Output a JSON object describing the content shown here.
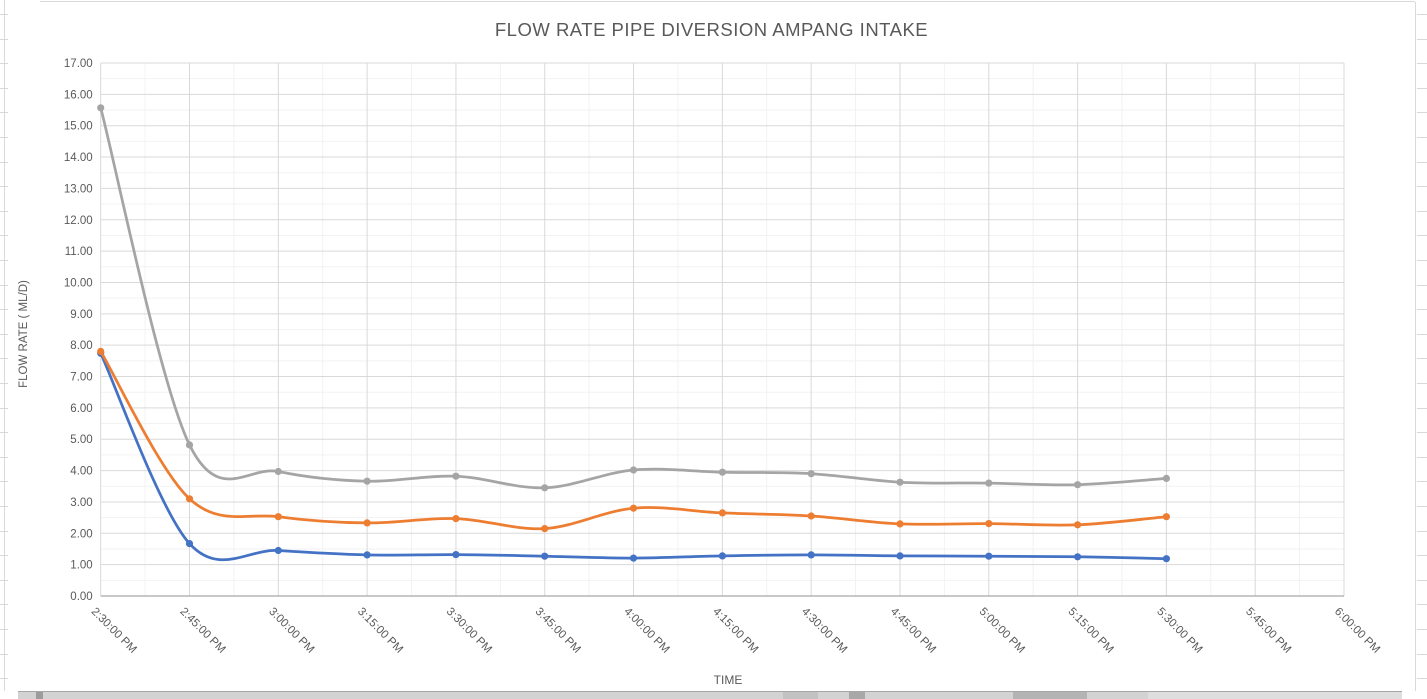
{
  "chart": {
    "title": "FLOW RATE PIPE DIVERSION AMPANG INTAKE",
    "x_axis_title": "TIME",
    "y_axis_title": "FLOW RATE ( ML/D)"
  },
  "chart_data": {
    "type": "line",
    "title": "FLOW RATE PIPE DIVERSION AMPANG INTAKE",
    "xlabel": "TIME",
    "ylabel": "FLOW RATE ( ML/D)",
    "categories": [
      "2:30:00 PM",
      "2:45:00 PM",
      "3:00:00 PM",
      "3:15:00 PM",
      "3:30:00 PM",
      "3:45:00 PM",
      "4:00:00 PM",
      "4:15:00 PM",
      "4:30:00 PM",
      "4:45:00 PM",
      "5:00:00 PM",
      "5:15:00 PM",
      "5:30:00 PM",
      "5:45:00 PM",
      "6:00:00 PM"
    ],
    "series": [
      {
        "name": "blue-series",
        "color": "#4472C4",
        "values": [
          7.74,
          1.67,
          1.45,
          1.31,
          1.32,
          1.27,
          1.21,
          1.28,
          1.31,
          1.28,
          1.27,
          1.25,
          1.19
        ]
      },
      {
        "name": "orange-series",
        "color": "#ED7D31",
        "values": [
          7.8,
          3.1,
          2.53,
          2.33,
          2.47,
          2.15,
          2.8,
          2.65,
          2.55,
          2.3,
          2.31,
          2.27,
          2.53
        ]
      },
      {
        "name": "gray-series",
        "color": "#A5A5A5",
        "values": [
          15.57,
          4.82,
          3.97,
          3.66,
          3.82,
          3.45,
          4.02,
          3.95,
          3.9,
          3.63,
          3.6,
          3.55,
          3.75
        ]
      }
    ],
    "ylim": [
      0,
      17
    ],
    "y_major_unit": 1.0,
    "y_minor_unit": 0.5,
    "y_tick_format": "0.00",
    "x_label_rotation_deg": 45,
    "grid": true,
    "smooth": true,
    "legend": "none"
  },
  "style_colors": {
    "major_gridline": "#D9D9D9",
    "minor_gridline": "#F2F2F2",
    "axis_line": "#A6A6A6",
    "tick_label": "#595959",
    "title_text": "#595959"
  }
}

□ □ □ □ □

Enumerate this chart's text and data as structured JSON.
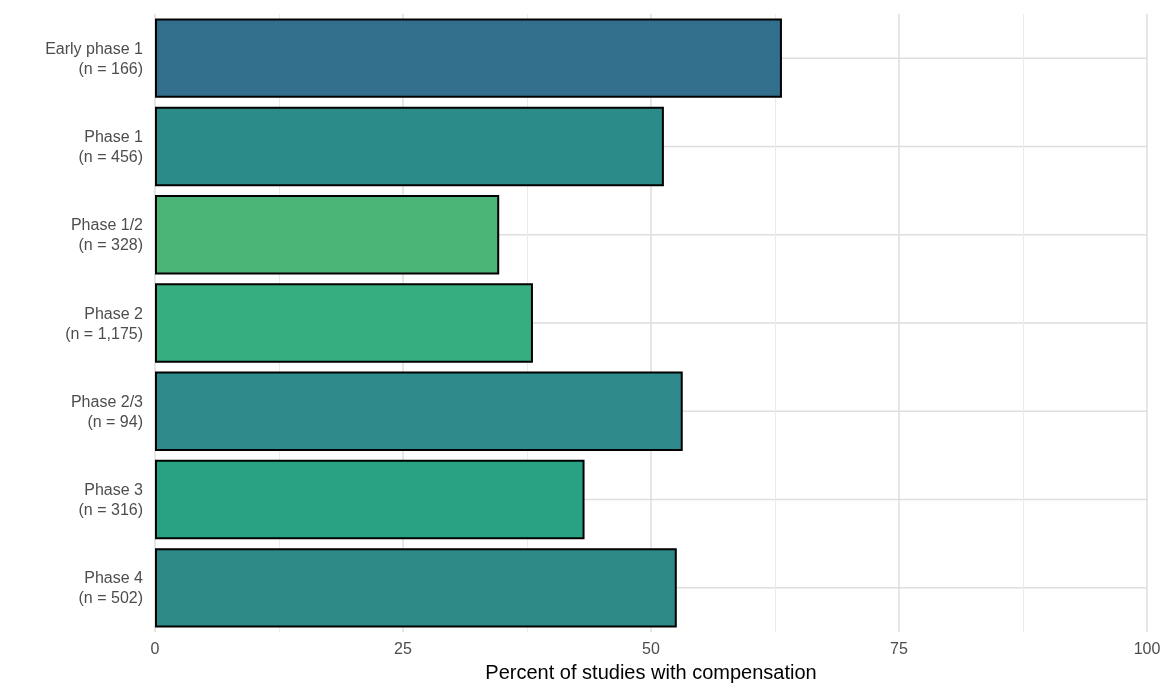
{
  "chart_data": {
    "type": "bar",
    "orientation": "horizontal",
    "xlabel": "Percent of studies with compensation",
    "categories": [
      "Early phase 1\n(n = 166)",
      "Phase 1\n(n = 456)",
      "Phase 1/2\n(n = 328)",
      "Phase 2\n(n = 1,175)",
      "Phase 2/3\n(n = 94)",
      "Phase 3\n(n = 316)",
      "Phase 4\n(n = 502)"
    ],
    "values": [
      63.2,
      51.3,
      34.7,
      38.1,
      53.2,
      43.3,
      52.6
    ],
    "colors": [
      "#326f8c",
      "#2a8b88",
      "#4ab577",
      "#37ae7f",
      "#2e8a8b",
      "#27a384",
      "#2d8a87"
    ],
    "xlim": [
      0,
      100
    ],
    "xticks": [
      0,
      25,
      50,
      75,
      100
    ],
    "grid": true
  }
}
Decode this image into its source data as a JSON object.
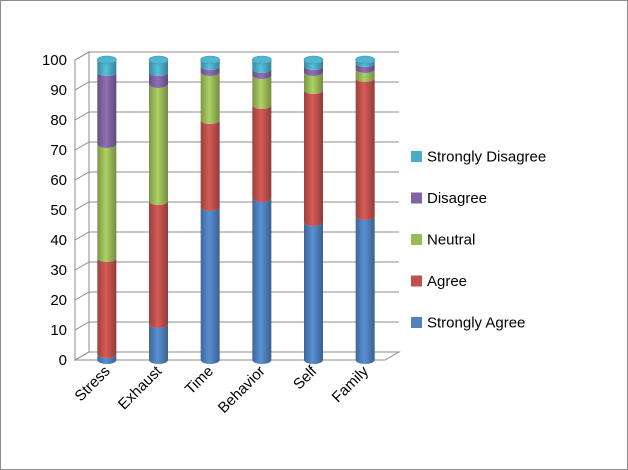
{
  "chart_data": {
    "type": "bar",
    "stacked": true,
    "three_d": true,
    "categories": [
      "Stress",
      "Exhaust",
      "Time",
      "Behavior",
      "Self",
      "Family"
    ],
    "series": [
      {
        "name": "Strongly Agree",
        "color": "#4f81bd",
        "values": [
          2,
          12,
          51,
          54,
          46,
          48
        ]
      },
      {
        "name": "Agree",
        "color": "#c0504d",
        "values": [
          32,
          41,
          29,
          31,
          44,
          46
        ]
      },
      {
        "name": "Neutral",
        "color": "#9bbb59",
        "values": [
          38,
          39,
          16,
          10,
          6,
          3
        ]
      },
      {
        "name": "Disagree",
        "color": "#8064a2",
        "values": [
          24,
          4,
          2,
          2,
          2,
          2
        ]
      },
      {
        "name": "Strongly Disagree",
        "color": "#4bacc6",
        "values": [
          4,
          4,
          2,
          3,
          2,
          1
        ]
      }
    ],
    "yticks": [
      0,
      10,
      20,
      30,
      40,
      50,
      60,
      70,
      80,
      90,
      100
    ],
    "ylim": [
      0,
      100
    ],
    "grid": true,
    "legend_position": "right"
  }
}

□ □ □ □ □

Written task:
Search the listing for the word "Disagree" and return each line that holds it.

Answer to the task:
        "name": "Disagree",
        "name": "Strongly Disagree",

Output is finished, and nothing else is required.